--- Given instruction ---
Please transcribe the data that follows without the pictures, keeping every word the same.

※

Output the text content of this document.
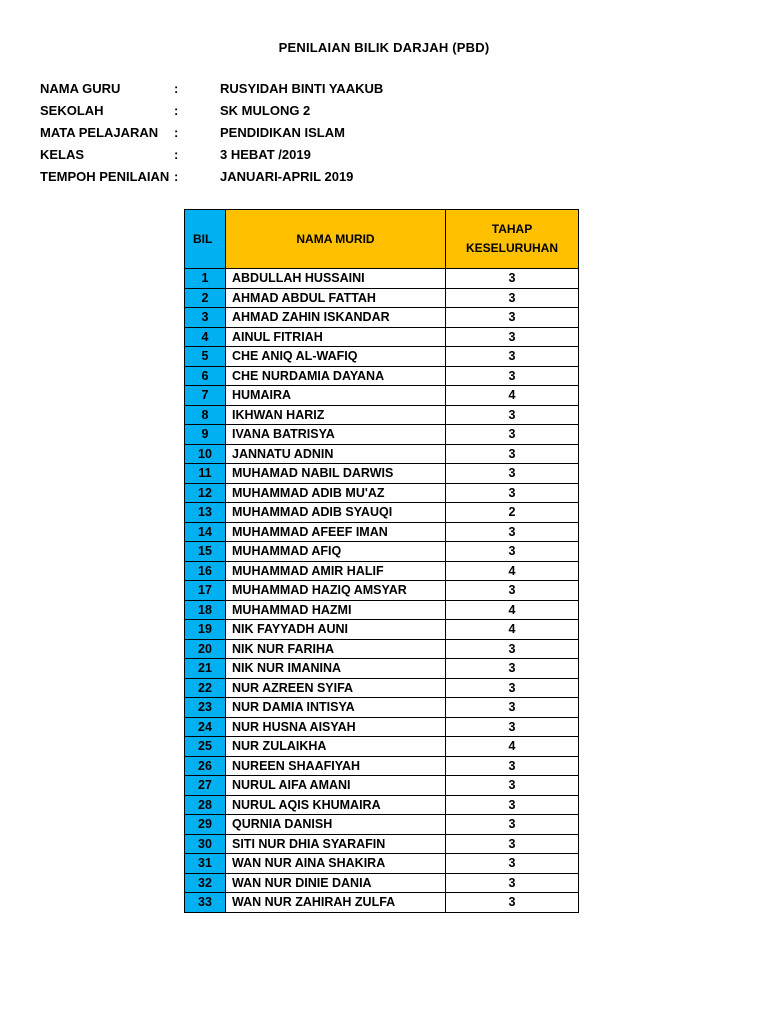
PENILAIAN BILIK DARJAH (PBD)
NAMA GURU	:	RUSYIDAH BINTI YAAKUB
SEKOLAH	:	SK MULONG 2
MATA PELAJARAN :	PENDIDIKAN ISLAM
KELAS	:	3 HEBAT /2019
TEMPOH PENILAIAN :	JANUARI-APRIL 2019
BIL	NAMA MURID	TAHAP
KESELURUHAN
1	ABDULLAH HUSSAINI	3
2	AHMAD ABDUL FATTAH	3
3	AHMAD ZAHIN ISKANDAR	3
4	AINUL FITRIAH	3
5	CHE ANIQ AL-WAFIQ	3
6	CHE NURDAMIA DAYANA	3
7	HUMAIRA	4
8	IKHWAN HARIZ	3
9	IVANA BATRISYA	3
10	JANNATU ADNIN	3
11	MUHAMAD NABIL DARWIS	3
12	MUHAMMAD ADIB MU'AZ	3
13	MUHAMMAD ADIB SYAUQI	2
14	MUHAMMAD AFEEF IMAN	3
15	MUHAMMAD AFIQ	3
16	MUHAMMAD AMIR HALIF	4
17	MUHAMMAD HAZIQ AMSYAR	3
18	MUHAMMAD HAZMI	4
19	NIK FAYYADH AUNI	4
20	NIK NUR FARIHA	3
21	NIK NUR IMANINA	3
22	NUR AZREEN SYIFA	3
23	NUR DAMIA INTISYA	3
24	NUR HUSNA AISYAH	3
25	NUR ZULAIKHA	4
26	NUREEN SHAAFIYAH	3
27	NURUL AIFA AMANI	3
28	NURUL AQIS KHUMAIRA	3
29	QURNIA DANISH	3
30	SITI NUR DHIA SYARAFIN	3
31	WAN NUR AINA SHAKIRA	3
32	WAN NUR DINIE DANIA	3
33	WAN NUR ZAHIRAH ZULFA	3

※

--- Task response ---
Output the text content of this document.
PENILAIAN BILIK DARJAH (PBD)
NAMA GURU	:	RUSYIDAH BINTI YAAKUB
SEKOLAH	:	SK MULONG 2
MATA PELAJARAN :	PENDIDIKAN ISLAM
KELAS	:	3 HEBAT /2019
TEMPOH PENILAIAN :	JANUARI-APRIL 2019
BIL	NAMA MURID	TAHAP
KESELURUHAN
1	ABDULLAH HUSSAINI	3
2	AHMAD ABDUL FATTAH	3
3	AHMAD ZAHIN ISKANDAR	3
4	AINUL FITRIAH	3
5	CHE ANIQ AL-WAFIQ	3
6	CHE NURDAMIA DAYANA	3
7	HUMAIRA	4
8	IKHWAN HARIZ	3
9	IVANA BATRISYA	3
10	JANNATU ADNIN	3
11	MUHAMAD NABIL DARWIS	3
12	MUHAMMAD ADIB MU'AZ	3
13	MUHAMMAD ADIB SYAUQI	2
14	MUHAMMAD AFEEF IMAN	3
15	MUHAMMAD AFIQ	3
16	MUHAMMAD AMIR HALIF	4
17	MUHAMMAD HAZIQ AMSYAR	3
18	MUHAMMAD HAZMI	4
19	NIK FAYYADH AUNI	4
20	NIK NUR FARIHA	3
21	NIK NUR IMANINA	3
22	NUR AZREEN SYIFA	3
23	NUR DAMIA INTISYA	3
24	NUR HUSNA AISYAH	3
25	NUR ZULAIKHA	4
26	NUREEN SHAAFIYAH	3
27	NURUL AIFA AMANI	3
28	NURUL AQIS KHUMAIRA	3
29	QURNIA DANISH	3
30	SITI NUR DHIA SYARAFIN	3
31	WAN NUR AINA SHAKIRA	3
32	WAN NUR DINIE DANIA	3
33	WAN NUR ZAHIRAH ZULFA	3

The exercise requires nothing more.